Neu war mir allerdings, dass die
Zwerge auch ein Symbol des Widerstandes in den 1970er- und 1980er-Jahren waren,
weil die damalige Opposition sie z.B. auf Transparenten gewissermaßen als
Sprachrohr benutzte. Inzwischen aber sind sie das Wahrzeichen Wrocławs und in
der ganzen Stadt allgegenwärtig. Diese Aussage hört man zumindest immer wieder
von anderen Wrocław-Reisenden, und auch die Tatsache, dass es inzwischen mehr
als 600 dieser kleinen, in Bronze gegossenen Wesen gibt und jedes Jahr neue
hinzukommen, spricht für diese These.
Allerdings ist es mitunter gar
nicht so leicht, sie zu finden, wenn man sich einmal entschlossen hat, sich
gezielt auf die Suche zu begeben. Wie Pilze (was von der Größe her ebenfalls
fast hinkommt) verstecken sie sich - nur eben in urbaner Umgebung. Mal findet
man sie in einem Hauseingang, mal ganz dicht an einer Hauswand, mal auf einem
Fenstersims.)

# [ZU BEARBEITENDE AUFGABEN]
1. Wie viele der kleinen, in Bronze gegossenen Zwerge gibt es dem Übungstext zufolge inzwischen?
2. Geben Sie einen Abschnitt des Übungstexts wortgetreu wieder: Beginnen Sie bei den Worten „Neu war mir“ und hören Sie nach „Fenstersims.)“ auf.
Die Zeilen im Datenteil stehen in keinem Zusammenhang mit dem Übungstext.

# [BEREITGESTELLTE DATEN]
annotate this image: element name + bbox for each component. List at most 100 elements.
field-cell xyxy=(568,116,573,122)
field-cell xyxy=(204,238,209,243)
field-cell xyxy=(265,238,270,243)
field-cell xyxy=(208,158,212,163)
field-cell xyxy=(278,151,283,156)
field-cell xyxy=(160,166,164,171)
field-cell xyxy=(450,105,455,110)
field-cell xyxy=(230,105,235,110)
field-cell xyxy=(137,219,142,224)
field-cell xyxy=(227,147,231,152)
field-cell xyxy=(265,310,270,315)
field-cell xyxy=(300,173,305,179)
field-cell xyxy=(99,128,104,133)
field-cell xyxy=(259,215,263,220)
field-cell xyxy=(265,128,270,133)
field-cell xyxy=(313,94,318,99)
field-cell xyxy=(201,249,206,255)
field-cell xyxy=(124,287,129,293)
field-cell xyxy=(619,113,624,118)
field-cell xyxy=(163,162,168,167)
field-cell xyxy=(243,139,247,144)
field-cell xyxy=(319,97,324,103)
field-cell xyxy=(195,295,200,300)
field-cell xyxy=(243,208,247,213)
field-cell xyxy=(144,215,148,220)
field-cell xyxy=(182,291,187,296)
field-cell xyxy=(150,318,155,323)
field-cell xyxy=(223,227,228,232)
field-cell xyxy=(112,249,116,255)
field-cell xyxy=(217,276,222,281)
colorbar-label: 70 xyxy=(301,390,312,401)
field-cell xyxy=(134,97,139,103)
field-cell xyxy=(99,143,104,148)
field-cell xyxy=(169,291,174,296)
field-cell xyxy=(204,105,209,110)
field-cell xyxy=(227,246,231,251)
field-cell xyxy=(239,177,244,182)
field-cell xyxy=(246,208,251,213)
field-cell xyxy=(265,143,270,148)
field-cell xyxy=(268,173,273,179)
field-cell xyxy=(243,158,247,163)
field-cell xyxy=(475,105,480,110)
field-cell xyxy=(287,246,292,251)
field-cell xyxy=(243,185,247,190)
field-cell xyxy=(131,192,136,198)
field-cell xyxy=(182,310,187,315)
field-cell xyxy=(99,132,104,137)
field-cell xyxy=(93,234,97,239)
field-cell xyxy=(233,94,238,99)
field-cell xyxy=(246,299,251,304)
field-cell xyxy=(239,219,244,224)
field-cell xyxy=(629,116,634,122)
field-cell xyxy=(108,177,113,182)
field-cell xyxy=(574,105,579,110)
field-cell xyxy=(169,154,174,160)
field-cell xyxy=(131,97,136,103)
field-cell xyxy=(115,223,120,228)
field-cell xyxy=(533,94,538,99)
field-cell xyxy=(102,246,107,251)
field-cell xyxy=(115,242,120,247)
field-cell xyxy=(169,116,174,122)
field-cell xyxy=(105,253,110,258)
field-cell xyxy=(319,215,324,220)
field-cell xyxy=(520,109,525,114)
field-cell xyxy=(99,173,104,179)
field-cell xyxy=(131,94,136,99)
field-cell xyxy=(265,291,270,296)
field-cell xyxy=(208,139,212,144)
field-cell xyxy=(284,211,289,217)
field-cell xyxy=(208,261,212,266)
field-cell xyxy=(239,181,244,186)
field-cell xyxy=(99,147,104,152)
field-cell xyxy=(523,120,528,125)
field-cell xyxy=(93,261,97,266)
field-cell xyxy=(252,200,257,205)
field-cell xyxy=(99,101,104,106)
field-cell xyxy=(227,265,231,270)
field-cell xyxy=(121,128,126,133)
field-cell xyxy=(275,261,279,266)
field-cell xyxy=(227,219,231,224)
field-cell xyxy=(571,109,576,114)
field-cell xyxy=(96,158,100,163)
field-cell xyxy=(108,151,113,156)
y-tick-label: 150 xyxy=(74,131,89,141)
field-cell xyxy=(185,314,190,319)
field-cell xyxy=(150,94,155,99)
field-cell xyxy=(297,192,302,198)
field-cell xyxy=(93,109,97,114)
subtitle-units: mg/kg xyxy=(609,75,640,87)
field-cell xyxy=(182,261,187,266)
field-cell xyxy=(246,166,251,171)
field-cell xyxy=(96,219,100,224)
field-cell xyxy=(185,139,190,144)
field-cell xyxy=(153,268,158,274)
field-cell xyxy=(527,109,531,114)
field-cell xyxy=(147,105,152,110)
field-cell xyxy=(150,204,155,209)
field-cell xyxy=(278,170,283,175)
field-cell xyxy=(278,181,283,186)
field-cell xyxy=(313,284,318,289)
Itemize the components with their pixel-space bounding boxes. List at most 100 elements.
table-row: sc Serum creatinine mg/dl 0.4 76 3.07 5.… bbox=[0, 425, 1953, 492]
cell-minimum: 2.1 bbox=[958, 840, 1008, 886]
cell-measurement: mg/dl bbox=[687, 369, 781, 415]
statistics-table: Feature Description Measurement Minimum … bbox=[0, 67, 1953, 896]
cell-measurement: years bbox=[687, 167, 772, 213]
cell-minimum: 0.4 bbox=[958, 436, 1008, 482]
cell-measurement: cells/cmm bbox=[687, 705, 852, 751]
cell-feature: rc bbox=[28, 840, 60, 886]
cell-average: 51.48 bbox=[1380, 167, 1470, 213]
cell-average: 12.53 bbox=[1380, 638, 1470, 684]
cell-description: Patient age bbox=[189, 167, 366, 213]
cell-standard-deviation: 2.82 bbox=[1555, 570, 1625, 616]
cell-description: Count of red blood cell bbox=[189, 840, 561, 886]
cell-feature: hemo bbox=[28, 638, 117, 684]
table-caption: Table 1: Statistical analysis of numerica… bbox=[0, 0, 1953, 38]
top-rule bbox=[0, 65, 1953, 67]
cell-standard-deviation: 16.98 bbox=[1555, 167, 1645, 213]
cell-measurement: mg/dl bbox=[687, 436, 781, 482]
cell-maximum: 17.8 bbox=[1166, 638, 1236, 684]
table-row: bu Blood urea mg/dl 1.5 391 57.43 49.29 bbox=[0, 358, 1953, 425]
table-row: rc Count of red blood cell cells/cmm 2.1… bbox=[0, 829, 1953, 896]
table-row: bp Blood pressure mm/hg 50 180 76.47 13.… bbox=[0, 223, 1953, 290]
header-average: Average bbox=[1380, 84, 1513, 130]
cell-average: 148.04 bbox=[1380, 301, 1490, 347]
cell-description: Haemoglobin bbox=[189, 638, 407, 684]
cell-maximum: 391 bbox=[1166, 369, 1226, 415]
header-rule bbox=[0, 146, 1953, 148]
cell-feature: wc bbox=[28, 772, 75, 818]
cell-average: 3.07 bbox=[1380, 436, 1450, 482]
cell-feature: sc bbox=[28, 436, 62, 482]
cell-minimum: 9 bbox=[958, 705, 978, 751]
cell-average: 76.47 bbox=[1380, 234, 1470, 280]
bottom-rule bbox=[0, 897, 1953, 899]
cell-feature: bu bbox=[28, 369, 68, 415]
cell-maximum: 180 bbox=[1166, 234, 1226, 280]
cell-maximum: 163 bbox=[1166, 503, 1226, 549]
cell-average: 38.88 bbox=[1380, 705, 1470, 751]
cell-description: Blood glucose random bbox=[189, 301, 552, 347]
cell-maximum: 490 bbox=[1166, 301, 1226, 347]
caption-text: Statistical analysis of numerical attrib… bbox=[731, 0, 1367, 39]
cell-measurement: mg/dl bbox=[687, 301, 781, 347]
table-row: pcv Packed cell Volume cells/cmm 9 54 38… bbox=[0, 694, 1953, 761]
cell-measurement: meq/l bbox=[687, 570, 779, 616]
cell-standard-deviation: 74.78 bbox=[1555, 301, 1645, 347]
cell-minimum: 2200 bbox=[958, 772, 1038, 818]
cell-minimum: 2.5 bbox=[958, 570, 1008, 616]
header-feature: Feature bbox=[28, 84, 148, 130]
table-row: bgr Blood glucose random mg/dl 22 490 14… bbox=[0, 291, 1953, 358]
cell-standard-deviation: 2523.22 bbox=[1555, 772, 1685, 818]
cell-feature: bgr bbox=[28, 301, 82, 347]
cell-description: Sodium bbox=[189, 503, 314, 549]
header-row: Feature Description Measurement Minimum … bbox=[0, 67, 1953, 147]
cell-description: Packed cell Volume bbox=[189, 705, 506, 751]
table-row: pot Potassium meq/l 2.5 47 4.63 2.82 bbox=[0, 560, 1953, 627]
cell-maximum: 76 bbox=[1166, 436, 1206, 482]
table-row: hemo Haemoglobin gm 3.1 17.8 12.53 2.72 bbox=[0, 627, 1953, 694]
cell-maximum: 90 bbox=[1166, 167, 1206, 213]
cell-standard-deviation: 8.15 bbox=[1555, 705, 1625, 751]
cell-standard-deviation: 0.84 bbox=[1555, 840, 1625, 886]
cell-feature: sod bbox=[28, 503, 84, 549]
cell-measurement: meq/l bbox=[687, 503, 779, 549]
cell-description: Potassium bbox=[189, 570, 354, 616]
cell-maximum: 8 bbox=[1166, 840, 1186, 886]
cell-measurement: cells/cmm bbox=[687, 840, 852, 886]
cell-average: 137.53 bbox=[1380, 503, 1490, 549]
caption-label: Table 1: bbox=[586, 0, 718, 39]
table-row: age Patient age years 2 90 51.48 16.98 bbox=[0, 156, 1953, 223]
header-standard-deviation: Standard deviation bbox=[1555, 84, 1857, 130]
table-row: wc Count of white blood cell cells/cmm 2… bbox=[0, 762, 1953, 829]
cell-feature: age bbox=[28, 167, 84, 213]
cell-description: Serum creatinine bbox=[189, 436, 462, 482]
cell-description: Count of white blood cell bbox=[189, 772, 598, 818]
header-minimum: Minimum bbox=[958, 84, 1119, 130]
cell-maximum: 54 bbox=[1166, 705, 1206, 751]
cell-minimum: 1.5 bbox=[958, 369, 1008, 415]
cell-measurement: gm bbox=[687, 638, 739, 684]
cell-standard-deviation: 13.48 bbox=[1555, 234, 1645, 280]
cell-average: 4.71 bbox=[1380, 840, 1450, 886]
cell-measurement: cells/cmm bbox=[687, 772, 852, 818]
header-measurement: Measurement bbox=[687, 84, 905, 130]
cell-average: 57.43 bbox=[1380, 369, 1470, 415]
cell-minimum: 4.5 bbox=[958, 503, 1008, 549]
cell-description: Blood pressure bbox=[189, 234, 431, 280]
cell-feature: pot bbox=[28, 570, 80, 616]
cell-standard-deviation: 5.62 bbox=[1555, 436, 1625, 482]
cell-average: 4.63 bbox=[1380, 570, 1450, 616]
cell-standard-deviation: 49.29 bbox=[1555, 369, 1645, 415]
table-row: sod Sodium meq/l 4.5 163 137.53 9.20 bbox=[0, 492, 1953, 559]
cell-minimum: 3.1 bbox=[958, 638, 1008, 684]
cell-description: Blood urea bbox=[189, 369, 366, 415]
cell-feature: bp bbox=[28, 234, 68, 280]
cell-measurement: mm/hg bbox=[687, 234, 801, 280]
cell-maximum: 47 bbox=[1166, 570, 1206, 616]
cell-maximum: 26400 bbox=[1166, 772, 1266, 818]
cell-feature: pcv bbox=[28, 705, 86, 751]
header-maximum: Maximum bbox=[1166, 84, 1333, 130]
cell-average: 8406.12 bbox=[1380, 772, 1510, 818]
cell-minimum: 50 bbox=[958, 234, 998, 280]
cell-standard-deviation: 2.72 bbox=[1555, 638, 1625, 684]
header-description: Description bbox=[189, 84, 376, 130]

# [SCHRIFTLICHE ANTWORTEN]
1. Mehr als 600.

2.
Neu war mir allerdings, dass die
Zwerge auch ein Symbol des Widerstandes in den 1970er- und 1980er-Jahren waren,
weil die damalige Opposition sie z.B. auf Transparenten gewissermaßen als
Sprachrohr benutzte. Inzwischen aber sind sie das Wahrzeichen Wrocławs und in
der ganzen Stadt allgegenwärtig. Diese Aussage hört man zumindest immer wieder
von anderen Wrocław-Reisenden, und auch die Tatsache, dass es inzwischen mehr
als 600 dieser kleinen, in Bronze gegossenen Wesen gibt und jedes Jahr neue
hinzukommen, spricht für diese These.
Allerdings ist es mitunter gar
nicht so leicht, sie zu finden, wenn man sich einmal entschlossen hat, sich
gezielt auf die Suche zu begeben. Wie Pilze (was von der Größe her ebenfalls
fast hinkommt) verstecken sie sich - nur eben in urbaner Umgebung. Mal findet
man sie in einem Hauseingang, mal ganz dicht an einer Hauswand, mal auf einem
Fenstersims.)